> REQUIREMENTS: Drop all images and give the records again exactly.

> MATERIAL SHOWN:
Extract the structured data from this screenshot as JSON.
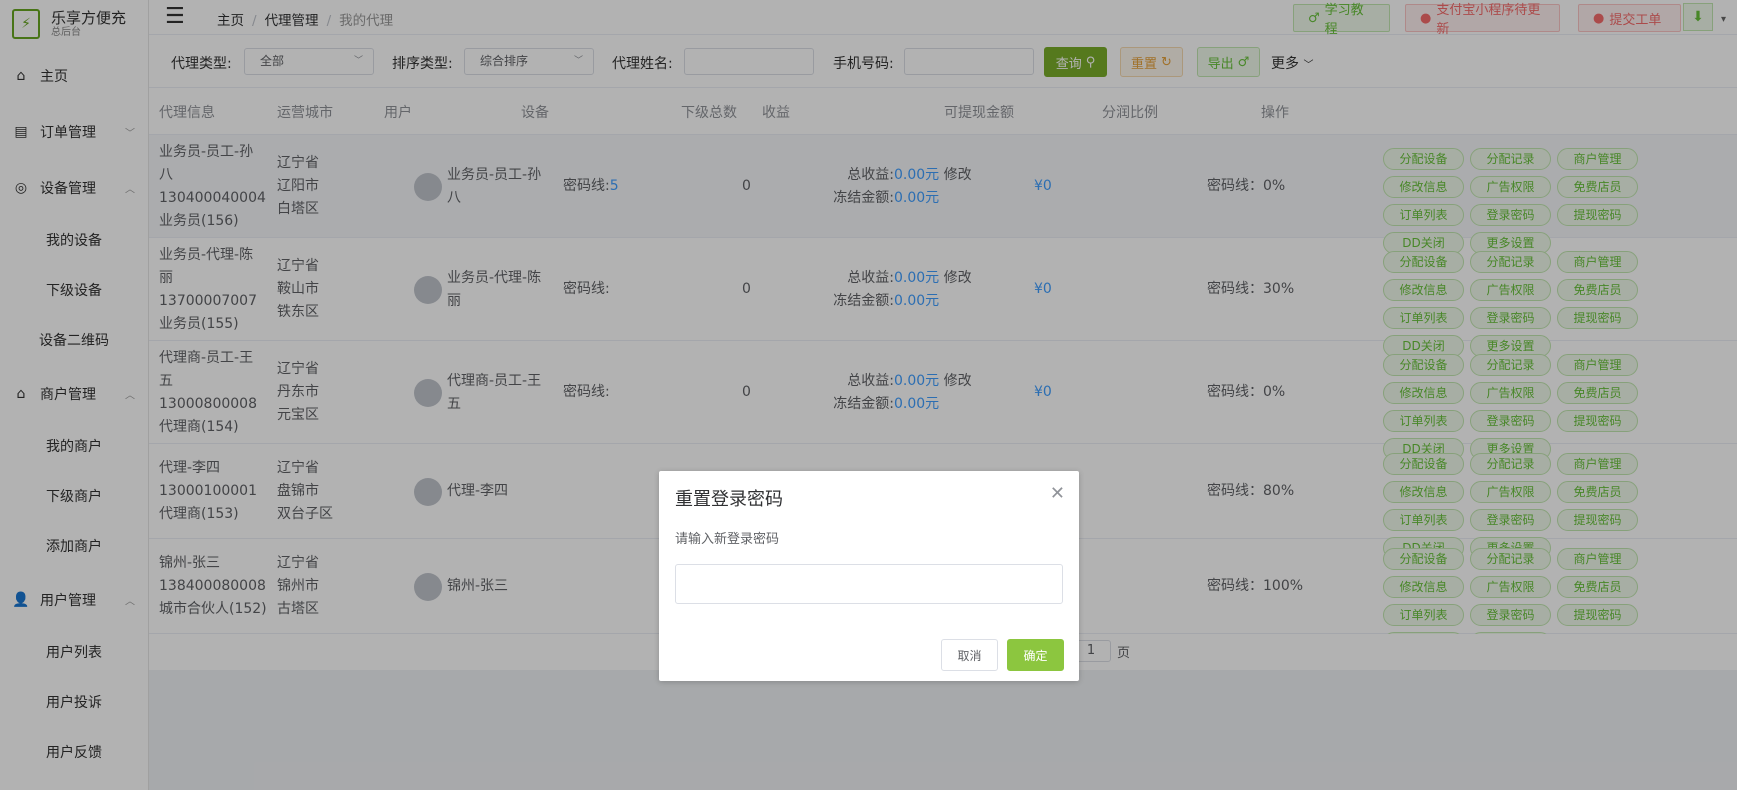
{
  "brand": {
    "title": "乐享方便充",
    "subtitle": "总后台"
  },
  "sidebar": {
    "items": [
      {
        "type": "group",
        "label": "主页",
        "icon": "home-icon"
      },
      {
        "type": "group",
        "label": "订单管理",
        "icon": "order-icon",
        "arrow": "down"
      },
      {
        "type": "group",
        "label": "设备管理",
        "icon": "device-icon",
        "arrow": "up"
      },
      {
        "type": "sub",
        "label": "我的设备"
      },
      {
        "type": "sub",
        "label": "下级设备"
      },
      {
        "type": "sub",
        "label": "设备二维码"
      },
      {
        "type": "group",
        "label": "商户管理",
        "icon": "store-icon",
        "arrow": "up"
      },
      {
        "type": "sub",
        "label": "我的商户"
      },
      {
        "type": "sub",
        "label": "下级商户"
      },
      {
        "type": "sub",
        "label": "添加商户"
      },
      {
        "type": "group",
        "label": "用户管理",
        "icon": "user-icon",
        "arrow": "up"
      },
      {
        "type": "sub",
        "label": "用户列表"
      },
      {
        "type": "sub",
        "label": "用户投诉"
      },
      {
        "type": "sub",
        "label": "用户反馈"
      }
    ]
  },
  "breadcrumb": [
    "主页",
    "代理管理",
    "我的代理"
  ],
  "toolbar": {
    "tutorial": "学习教程",
    "alipay_update": "支付宝小程序待更新",
    "ticket": "提交工单"
  },
  "filters": {
    "type_label": "代理类型:",
    "type_value": "全部",
    "sort_label": "排序类型:",
    "sort_value": "综合排序",
    "name_label": "代理姓名:",
    "phone_label": "手机号码:",
    "query": "查询",
    "reset": "重置",
    "export": "导出",
    "more": "更多"
  },
  "table": {
    "headers": [
      "代理信息",
      "运营城市",
      "用户",
      "设备",
      "下级总数",
      "收益",
      "可提现金额",
      "分润比例",
      "操作"
    ],
    "labels": {
      "device_prefix": "密码线:",
      "total_income": "总收益:",
      "frozen": "冻结金额:",
      "modify": "修改"
    },
    "rows": [
      {
        "info": [
          "业务员-员工-孙",
          "八",
          "130400040004",
          "业务员(156)"
        ],
        "city": [
          "辽宁省",
          "辽阳市",
          "白塔区"
        ],
        "user": [
          "业务员-员工-孙",
          "八"
        ],
        "device": "5",
        "sub": "0",
        "income": "0.00元",
        "frozen": "0.00元",
        "withdraw": "¥0",
        "share": "密码线：0%",
        "show_money": true
      },
      {
        "info": [
          "业务员-代理-陈",
          "丽",
          "13700007007",
          "业务员(155)"
        ],
        "city": [
          "辽宁省",
          "鞍山市",
          "铁东区"
        ],
        "user": [
          "业务员-代理-陈",
          "丽"
        ],
        "device": "",
        "sub": "0",
        "income": "0.00元",
        "frozen": "0.00元",
        "withdraw": "¥0",
        "share": "密码线：30%",
        "show_money": true
      },
      {
        "info": [
          "代理商-员工-王",
          "五",
          "13000800008",
          "代理商(154)"
        ],
        "city": [
          "辽宁省",
          "丹东市",
          "元宝区"
        ],
        "user": [
          "代理商-员工-王",
          "五"
        ],
        "device": "",
        "sub": "0",
        "income": "0.00元",
        "frozen": "0.00元",
        "withdraw": "¥0",
        "share": "密码线：0%",
        "show_money": true
      },
      {
        "info": [
          "代理-李四",
          "13000100001",
          "代理商(153)"
        ],
        "city": [
          "辽宁省",
          "盘锦市",
          "双台子区"
        ],
        "user": [
          "代理-李四"
        ],
        "device": "",
        "sub": "",
        "income": "",
        "frozen": "",
        "withdraw": "",
        "share": "密码线：80%",
        "show_money": false
      },
      {
        "info": [
          "锦州-张三",
          "138400080008",
          "城市合伙人(152)"
        ],
        "city": [
          "辽宁省",
          "锦州市",
          "古塔区"
        ],
        "user": [
          "锦州-张三"
        ],
        "device": "",
        "sub": "",
        "income": "",
        "frozen": "",
        "withdraw": "",
        "share": "密码线：100%",
        "show_money": false
      }
    ],
    "ops": [
      "分配设备",
      "分配记录",
      "商户管理",
      "修改信息",
      "广告权限",
      "免费店员",
      "订单列表",
      "登录密码",
      "提现密码",
      "DD关闭",
      "更多设置"
    ]
  },
  "pager": {
    "page": "1",
    "suffix": "页"
  },
  "dialog": {
    "title": "重置登录密码",
    "label": "请输入新登录密码",
    "value": "",
    "cancel": "取消",
    "confirm": "确定"
  }
}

> EXERCISE SOLUTION:
Extract the structured data from this screenshot as JSON.
{
  "brand": {
    "title": "乐享方便充",
    "subtitle": "总后台"
  },
  "sidebar": {
    "items": [
      {
        "type": "group",
        "label": "主页",
        "icon": "home-icon"
      },
      {
        "type": "group",
        "label": "订单管理",
        "icon": "order-icon",
        "arrow": "down"
      },
      {
        "type": "group",
        "label": "设备管理",
        "icon": "device-icon",
        "arrow": "up"
      },
      {
        "type": "sub",
        "label": "我的设备"
      },
      {
        "type": "sub",
        "label": "下级设备"
      },
      {
        "type": "sub",
        "label": "设备二维码"
      },
      {
        "type": "group",
        "label": "商户管理",
        "icon": "store-icon",
        "arrow": "up"
      },
      {
        "type": "sub",
        "label": "我的商户"
      },
      {
        "type": "sub",
        "label": "下级商户"
      },
      {
        "type": "sub",
        "label": "添加商户"
      },
      {
        "type": "group",
        "label": "用户管理",
        "icon": "user-icon",
        "arrow": "up"
      },
      {
        "type": "sub",
        "label": "用户列表"
      },
      {
        "type": "sub",
        "label": "用户投诉"
      },
      {
        "type": "sub",
        "label": "用户反馈"
      }
    ]
  },
  "breadcrumb": [
    "主页",
    "代理管理",
    "我的代理"
  ],
  "toolbar": {
    "tutorial": "学习教程",
    "alipay_update": "支付宝小程序待更新",
    "ticket": "提交工单"
  },
  "filters": {
    "type_label": "代理类型:",
    "type_value": "全部",
    "sort_label": "排序类型:",
    "sort_value": "综合排序",
    "name_label": "代理姓名:",
    "phone_label": "手机号码:",
    "query": "查询",
    "reset": "重置",
    "export": "导出",
    "more": "更多"
  },
  "table": {
    "headers": [
      "代理信息",
      "运营城市",
      "用户",
      "设备",
      "下级总数",
      "收益",
      "可提现金额",
      "分润比例",
      "操作"
    ],
    "labels": {
      "device_prefix": "密码线:",
      "total_income": "总收益:",
      "frozen": "冻结金额:",
      "modify": "修改"
    },
    "rows": [
      {
        "info": [
          "业务员-员工-孙",
          "八",
          "130400040004",
          "业务员(156)"
        ],
        "city": [
          "辽宁省",
          "辽阳市",
          "白塔区"
        ],
        "user": [
          "业务员-员工-孙",
          "八"
        ],
        "device": "5",
        "sub": "0",
        "income": "0.00元",
        "frozen": "0.00元",
        "withdraw": "¥0",
        "share": "密码线：0%",
        "show_money": true
      },
      {
        "info": [
          "业务员-代理-陈",
          "丽",
          "13700007007",
          "业务员(155)"
        ],
        "city": [
          "辽宁省",
          "鞍山市",
          "铁东区"
        ],
        "user": [
          "业务员-代理-陈",
          "丽"
        ],
        "device": "",
        "sub": "0",
        "income": "0.00元",
        "frozen": "0.00元",
        "withdraw": "¥0",
        "share": "密码线：30%",
        "show_money": true
      },
      {
        "info": [
          "代理商-员工-王",
          "五",
          "13000800008",
          "代理商(154)"
        ],
        "city": [
          "辽宁省",
          "丹东市",
          "元宝区"
        ],
        "user": [
          "代理商-员工-王",
          "五"
        ],
        "device": "",
        "sub": "0",
        "income": "0.00元",
        "frozen": "0.00元",
        "withdraw": "¥0",
        "share": "密码线：0%",
        "show_money": true
      },
      {
        "info": [
          "代理-李四",
          "13000100001",
          "代理商(153)"
        ],
        "city": [
          "辽宁省",
          "盘锦市",
          "双台子区"
        ],
        "user": [
          "代理-李四"
        ],
        "device": "",
        "sub": "",
        "income": "",
        "frozen": "",
        "withdraw": "",
        "share": "密码线：80%",
        "show_money": false
      },
      {
        "info": [
          "锦州-张三",
          "138400080008",
          "城市合伙人(152)"
        ],
        "city": [
          "辽宁省",
          "锦州市",
          "古塔区"
        ],
        "user": [
          "锦州-张三"
        ],
        "device": "",
        "sub": "",
        "income": "",
        "frozen": "",
        "withdraw": "",
        "share": "密码线：100%",
        "show_money": false
      }
    ],
    "ops": [
      "分配设备",
      "分配记录",
      "商户管理",
      "修改信息",
      "广告权限",
      "免费店员",
      "订单列表",
      "登录密码",
      "提现密码",
      "DD关闭",
      "更多设置"
    ]
  },
  "pager": {
    "page": "1",
    "suffix": "页"
  },
  "dialog": {
    "title": "重置登录密码",
    "label": "请输入新登录密码",
    "value": "",
    "cancel": "取消",
    "confirm": "确定"
  }
}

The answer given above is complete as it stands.